## START EXERCISE INPUT

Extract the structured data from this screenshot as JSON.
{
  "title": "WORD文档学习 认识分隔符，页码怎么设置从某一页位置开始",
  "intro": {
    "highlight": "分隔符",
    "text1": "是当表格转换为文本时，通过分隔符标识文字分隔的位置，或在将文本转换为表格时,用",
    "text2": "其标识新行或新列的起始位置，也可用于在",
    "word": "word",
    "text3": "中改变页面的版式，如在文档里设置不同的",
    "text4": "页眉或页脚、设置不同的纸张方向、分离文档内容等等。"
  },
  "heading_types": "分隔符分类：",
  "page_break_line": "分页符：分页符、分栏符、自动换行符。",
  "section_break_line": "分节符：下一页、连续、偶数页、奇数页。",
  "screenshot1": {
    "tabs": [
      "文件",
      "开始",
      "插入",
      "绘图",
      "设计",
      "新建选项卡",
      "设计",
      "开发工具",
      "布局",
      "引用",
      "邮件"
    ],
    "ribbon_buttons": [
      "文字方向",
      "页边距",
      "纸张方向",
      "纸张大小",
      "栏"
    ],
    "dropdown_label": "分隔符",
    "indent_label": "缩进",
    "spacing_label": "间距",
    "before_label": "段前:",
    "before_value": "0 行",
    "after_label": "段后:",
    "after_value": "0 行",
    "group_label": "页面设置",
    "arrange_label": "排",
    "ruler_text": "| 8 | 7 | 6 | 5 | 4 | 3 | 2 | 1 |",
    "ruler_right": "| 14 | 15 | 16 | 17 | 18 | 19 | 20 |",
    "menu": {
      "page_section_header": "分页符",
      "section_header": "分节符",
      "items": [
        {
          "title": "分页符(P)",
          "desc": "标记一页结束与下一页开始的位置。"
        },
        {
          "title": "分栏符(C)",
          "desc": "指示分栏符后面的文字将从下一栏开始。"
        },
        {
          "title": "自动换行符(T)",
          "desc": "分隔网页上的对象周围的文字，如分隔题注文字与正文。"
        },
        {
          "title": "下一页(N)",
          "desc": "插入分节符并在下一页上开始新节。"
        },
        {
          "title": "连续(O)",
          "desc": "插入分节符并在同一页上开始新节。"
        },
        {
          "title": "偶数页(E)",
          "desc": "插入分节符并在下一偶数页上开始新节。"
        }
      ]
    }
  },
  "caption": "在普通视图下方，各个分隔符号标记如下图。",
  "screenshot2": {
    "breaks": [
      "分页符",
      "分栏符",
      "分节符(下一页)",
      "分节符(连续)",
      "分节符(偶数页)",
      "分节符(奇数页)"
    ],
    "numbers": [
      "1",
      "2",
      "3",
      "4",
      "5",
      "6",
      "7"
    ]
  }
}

## END EXERCISE INPUT

From the entries above, collect every line with the string "title" in it.

  "title": "WORD文档学习 认识分隔符，页码怎么设置从某一页位置开始",
          "title": "分页符(P)",
          "title": "分栏符(C)",
          "title": "自动换行符(T)",
          "title": "下一页(N)",
          "title": "连续(O)",
          "title": "偶数页(E)",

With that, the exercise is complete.